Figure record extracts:

## START

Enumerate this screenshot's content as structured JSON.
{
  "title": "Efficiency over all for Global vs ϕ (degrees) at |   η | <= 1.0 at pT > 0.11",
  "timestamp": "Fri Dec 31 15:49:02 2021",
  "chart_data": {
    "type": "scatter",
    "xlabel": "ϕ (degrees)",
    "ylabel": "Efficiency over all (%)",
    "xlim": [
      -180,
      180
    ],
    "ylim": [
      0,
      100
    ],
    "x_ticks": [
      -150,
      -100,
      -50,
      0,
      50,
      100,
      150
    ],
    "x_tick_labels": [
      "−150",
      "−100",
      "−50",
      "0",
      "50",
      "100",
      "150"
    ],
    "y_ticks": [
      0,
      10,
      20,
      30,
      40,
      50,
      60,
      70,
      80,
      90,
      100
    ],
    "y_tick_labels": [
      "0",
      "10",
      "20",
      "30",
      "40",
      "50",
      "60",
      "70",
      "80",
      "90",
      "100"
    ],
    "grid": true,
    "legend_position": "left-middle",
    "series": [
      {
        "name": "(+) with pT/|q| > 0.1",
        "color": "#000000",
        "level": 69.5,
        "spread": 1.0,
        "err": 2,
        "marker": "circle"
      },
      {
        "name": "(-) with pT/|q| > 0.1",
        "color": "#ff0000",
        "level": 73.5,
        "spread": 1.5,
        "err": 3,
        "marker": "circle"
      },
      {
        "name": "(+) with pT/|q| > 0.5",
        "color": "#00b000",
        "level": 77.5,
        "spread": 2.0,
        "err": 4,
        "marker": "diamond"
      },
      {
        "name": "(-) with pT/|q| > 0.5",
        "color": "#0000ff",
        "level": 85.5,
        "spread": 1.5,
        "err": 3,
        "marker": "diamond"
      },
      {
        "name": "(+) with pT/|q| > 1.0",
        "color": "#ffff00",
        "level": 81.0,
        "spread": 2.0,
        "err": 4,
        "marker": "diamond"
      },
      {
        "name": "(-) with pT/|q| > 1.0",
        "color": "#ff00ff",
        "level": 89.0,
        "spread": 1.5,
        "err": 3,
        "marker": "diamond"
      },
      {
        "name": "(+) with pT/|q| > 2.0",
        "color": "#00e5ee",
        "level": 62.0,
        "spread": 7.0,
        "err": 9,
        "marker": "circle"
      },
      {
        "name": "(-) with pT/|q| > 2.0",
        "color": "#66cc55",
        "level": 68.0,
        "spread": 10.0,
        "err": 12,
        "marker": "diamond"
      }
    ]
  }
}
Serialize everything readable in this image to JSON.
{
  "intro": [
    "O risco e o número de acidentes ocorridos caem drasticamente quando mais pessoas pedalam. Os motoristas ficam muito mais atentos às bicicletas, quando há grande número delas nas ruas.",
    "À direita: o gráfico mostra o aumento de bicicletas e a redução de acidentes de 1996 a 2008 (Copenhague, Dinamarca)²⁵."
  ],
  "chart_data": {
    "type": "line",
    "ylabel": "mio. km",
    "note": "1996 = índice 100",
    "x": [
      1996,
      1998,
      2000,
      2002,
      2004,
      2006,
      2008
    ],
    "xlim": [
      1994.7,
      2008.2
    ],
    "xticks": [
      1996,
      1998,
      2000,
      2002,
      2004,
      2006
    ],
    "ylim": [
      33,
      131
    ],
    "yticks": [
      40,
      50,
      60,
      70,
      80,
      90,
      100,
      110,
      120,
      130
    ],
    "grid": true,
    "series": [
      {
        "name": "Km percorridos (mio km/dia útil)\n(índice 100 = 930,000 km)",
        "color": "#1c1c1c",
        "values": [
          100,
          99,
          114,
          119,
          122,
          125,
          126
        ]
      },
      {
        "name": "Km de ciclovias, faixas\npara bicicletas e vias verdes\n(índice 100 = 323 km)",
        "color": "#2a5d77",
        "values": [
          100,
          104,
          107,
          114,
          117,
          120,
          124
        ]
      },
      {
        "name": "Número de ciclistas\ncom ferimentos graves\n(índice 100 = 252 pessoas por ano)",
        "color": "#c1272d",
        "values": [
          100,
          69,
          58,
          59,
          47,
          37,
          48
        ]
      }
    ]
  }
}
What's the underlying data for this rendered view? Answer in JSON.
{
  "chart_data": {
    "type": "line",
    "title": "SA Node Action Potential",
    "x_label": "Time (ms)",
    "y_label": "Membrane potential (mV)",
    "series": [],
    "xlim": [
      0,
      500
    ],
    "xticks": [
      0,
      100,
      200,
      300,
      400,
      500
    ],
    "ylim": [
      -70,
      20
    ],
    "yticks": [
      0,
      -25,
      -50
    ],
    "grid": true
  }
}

## END

» **WHAT TO PRODUCE**
Copy all of the data. Keep every word exactly as it is.

» **FULL OUTPUT**
Enumerate this screenshot's content as structured JSON.
{
  "title": "Efficiency over all for Global vs ϕ (degrees) at |   η | <= 1.0 at pT > 0.11",
  "timestamp": "Fri Dec 31 15:49:02 2021",
  "chart_data": {
    "type": "scatter",
    "xlabel": "ϕ (degrees)",
    "ylabel": "Efficiency over all (%)",
    "xlim": [
      -180,
      180
    ],
    "ylim": [
      0,
      100
    ],
    "x_ticks": [
      -150,
      -100,
      -50,
      0,
      50,
      100,
      150
    ],
    "x_tick_labels": [
      "−150",
      "−100",
      "−50",
      "0",
      "50",
      "100",
      "150"
    ],
    "y_ticks": [
      0,
      10,
      20,
      30,
      40,
      50,
      60,
      70,
      80,
      90,
      100
    ],
    "y_tick_labels": [
      "0",
      "10",
      "20",
      "30",
      "40",
      "50",
      "60",
      "70",
      "80",
      "90",
      "100"
    ],
    "grid": true,
    "legend_position": "left-middle",
    "series": [
      {
        "name": "(+) with pT/|q| > 0.1",
        "color": "#000000",
        "level": 69.5,
        "spread": 1.0,
        "err": 2,
        "marker": "circle"
      },
      {
        "name": "(-) with pT/|q| > 0.1",
        "color": "#ff0000",
        "level": 73.5,
        "spread": 1.5,
        "err": 3,
        "marker": "circle"
      },
      {
        "name": "(+) with pT/|q| > 0.5",
        "color": "#00b000",
        "level": 77.5,
        "spread": 2.0,
        "err": 4,
        "marker": "diamond"
      },
      {
        "name": "(-) with pT/|q| > 0.5",
        "color": "#0000ff",
        "level": 85.5,
        "spread": 1.5,
        "err": 3,
        "marker": "diamond"
      },
      {
        "name": "(+) with pT/|q| > 1.0",
        "color": "#ffff00",
        "level": 81.0,
        "spread": 2.0,
        "err": 4,
        "marker": "diamond"
      },
      {
        "name": "(-) with pT/|q| > 1.0",
        "color": "#ff00ff",
        "level": 89.0,
        "spread": 1.5,
        "err": 3,
        "marker": "diamond"
      },
      {
        "name": "(+) with pT/|q| > 2.0",
        "color": "#00e5ee",
        "level": 62.0,
        "spread": 7.0,
        "err": 9,
        "marker": "circle"
      },
      {
        "name": "(-) with pT/|q| > 2.0",
        "color": "#66cc55",
        "level": 68.0,
        "spread": 10.0,
        "err": 12,
        "marker": "diamond"
      }
    ]
  }
}
Serialize everything readable in this image to JSON.
{
  "intro": [
    "O risco e o número de acidentes ocorridos caem drasticamente quando mais pessoas pedalam. Os motoristas ficam muito mais atentos às bicicletas, quando há grande número delas nas ruas.",
    "À direita: o gráfico mostra o aumento de bicicletas e a redução de acidentes de 1996 a 2008 (Copenhague, Dinamarca)²⁵."
  ],
  "chart_data": {
    "type": "line",
    "ylabel": "mio. km",
    "note": "1996 = índice 100",
    "x": [
      1996,
      1998,
      2000,
      2002,
      2004,
      2006,
      2008
    ],
    "xlim": [
      1994.7,
      2008.2
    ],
    "xticks": [
      1996,
      1998,
      2000,
      2002,
      2004,
      2006
    ],
    "ylim": [
      33,
      131
    ],
    "yticks": [
      40,
      50,
      60,
      70,
      80,
      90,
      100,
      110,
      120,
      130
    ],
    "grid": true,
    "series": [
      {
        "name": "Km percorridos (mio km/dia útil)\n(índice 100 = 930,000 km)",
        "color": "#1c1c1c",
        "values": [
          100,
          99,
          114,
          119,
          122,
          125,
          126
        ]
      },
      {
        "name": "Km de ciclovias, faixas\npara bicicletas e vias verdes\n(índice 100 = 323 km)",
        "color": "#2a5d77",
        "values": [
          100,
          104,
          107,
          114,
          117,
          120,
          124
        ]
      },
      {
        "name": "Número de ciclistas\ncom ferimentos graves\n(índice 100 = 252 pessoas por ano)",
        "color": "#c1272d",
        "values": [
          100,
          69,
          58,
          59,
          47,
          37,
          48
        ]
      }
    ]
  }
}
What's the underlying data for this rendered view? Answer in JSON.
{
  "chart_data": {
    "type": "line",
    "title": "SA Node Action Potential",
    "x_label": "Time (ms)",
    "y_label": "Membrane potential (mV)",
    "series": [],
    "xlim": [
      0,
      500
    ],
    "xticks": [
      0,
      100,
      200,
      300,
      400,
      500
    ],
    "ylim": [
      -70,
      20
    ],
    "yticks": [
      0,
      -25,
      -50
    ],
    "grid": true
  }
}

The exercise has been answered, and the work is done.